-- begin GIVEN ENTRIES --
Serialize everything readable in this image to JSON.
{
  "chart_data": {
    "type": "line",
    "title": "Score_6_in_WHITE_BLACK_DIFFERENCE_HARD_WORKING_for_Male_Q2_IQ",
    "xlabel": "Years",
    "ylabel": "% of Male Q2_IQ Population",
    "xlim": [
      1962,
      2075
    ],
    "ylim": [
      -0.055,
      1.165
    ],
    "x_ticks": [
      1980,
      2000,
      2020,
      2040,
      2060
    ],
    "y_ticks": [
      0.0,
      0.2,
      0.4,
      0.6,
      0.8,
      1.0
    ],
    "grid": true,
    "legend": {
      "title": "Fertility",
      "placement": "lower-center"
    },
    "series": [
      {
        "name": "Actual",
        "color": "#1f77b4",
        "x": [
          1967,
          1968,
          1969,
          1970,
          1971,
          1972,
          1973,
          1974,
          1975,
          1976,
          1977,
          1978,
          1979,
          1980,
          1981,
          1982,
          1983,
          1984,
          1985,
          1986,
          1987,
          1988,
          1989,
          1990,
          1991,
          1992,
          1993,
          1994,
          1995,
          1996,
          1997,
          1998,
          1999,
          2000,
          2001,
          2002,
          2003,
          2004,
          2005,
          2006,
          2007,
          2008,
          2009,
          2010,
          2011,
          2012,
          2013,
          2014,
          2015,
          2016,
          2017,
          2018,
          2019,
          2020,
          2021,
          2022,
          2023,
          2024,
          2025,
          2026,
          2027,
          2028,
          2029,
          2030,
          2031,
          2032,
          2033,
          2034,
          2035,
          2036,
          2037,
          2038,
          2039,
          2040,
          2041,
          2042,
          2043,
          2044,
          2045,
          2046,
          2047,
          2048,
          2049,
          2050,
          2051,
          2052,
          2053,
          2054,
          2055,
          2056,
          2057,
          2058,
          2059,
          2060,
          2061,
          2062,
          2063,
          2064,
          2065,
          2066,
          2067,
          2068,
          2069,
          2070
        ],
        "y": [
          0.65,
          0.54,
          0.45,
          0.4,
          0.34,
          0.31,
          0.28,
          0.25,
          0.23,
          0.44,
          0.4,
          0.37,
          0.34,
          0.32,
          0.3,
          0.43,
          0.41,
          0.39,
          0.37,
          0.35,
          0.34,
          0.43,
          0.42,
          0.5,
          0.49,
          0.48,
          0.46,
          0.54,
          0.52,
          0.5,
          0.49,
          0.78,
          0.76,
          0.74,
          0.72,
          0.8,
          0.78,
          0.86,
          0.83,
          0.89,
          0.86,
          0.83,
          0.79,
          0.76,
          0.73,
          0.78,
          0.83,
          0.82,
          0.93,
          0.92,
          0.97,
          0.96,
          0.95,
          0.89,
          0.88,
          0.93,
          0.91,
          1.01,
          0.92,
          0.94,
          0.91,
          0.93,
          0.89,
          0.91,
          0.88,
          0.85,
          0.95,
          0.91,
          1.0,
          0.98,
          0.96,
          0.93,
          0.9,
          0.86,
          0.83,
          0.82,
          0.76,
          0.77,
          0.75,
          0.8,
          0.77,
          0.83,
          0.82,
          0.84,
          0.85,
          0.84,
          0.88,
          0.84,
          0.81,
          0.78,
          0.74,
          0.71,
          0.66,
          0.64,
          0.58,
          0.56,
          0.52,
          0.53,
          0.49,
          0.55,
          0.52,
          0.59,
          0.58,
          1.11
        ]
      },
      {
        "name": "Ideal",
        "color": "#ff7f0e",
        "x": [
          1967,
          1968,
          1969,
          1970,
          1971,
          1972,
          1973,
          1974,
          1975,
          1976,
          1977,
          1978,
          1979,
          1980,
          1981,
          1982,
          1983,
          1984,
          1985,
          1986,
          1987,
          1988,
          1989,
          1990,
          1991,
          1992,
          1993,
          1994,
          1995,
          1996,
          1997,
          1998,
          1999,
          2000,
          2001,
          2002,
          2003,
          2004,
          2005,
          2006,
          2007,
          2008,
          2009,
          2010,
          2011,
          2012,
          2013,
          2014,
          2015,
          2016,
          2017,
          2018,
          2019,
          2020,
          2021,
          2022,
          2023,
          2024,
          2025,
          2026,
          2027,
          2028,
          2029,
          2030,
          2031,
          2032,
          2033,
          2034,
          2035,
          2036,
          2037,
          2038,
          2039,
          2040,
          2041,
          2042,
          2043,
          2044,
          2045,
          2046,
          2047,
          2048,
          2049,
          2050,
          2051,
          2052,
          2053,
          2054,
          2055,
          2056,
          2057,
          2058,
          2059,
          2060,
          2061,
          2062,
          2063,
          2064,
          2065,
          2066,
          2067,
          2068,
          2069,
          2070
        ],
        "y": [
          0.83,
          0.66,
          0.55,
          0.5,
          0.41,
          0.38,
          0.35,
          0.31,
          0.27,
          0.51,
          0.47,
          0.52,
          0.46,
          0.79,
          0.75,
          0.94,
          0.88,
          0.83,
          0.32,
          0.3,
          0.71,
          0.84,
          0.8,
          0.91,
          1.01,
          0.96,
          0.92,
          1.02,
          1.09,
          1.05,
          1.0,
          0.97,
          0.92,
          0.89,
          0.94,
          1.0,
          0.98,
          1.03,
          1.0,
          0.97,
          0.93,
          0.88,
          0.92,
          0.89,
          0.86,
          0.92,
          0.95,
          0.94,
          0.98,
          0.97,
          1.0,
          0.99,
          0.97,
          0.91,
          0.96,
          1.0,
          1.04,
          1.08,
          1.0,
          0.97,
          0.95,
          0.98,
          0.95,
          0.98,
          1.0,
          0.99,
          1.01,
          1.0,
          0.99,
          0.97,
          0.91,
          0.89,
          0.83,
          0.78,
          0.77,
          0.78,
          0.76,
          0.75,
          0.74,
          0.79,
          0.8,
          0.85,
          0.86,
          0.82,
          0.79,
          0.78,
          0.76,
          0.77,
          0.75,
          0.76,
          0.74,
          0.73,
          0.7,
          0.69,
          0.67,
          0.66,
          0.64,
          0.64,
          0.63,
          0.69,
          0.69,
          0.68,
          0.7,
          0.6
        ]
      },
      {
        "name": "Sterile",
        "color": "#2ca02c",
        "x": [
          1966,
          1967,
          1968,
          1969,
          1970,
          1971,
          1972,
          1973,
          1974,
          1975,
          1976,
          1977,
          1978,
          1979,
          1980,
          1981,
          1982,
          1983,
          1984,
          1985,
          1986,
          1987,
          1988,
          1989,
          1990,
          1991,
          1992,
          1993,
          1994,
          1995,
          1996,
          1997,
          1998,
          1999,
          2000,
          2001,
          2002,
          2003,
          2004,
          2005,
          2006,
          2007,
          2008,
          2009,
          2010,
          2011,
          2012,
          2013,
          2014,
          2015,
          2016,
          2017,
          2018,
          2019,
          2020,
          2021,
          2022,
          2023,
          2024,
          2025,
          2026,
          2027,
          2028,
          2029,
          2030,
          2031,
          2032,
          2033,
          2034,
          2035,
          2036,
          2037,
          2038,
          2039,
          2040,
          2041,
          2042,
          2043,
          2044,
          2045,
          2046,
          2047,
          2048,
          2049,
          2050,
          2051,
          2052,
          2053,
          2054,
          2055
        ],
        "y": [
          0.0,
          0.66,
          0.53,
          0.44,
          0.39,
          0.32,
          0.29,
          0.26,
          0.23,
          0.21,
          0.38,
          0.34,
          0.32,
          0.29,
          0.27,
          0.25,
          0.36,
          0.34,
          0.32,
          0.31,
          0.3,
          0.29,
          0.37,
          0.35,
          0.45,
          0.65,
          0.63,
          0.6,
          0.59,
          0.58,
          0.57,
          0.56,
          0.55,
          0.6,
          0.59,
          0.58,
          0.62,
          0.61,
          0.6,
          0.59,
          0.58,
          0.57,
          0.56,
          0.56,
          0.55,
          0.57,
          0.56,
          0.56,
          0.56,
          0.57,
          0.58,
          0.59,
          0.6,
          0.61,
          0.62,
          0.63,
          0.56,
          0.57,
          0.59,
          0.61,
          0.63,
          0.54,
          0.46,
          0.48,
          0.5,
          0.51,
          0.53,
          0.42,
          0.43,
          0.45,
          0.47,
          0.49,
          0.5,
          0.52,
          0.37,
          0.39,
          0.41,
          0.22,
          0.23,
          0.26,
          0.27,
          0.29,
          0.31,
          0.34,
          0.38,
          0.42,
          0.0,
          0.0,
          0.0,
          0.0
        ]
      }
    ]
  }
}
-- end GIVEN ENTRIES --
*PROBLEM TO WORK ON*.
Tell how many lines in the records above contain "color", giving the number and no other words.

*RIGHT ANSWER*.
3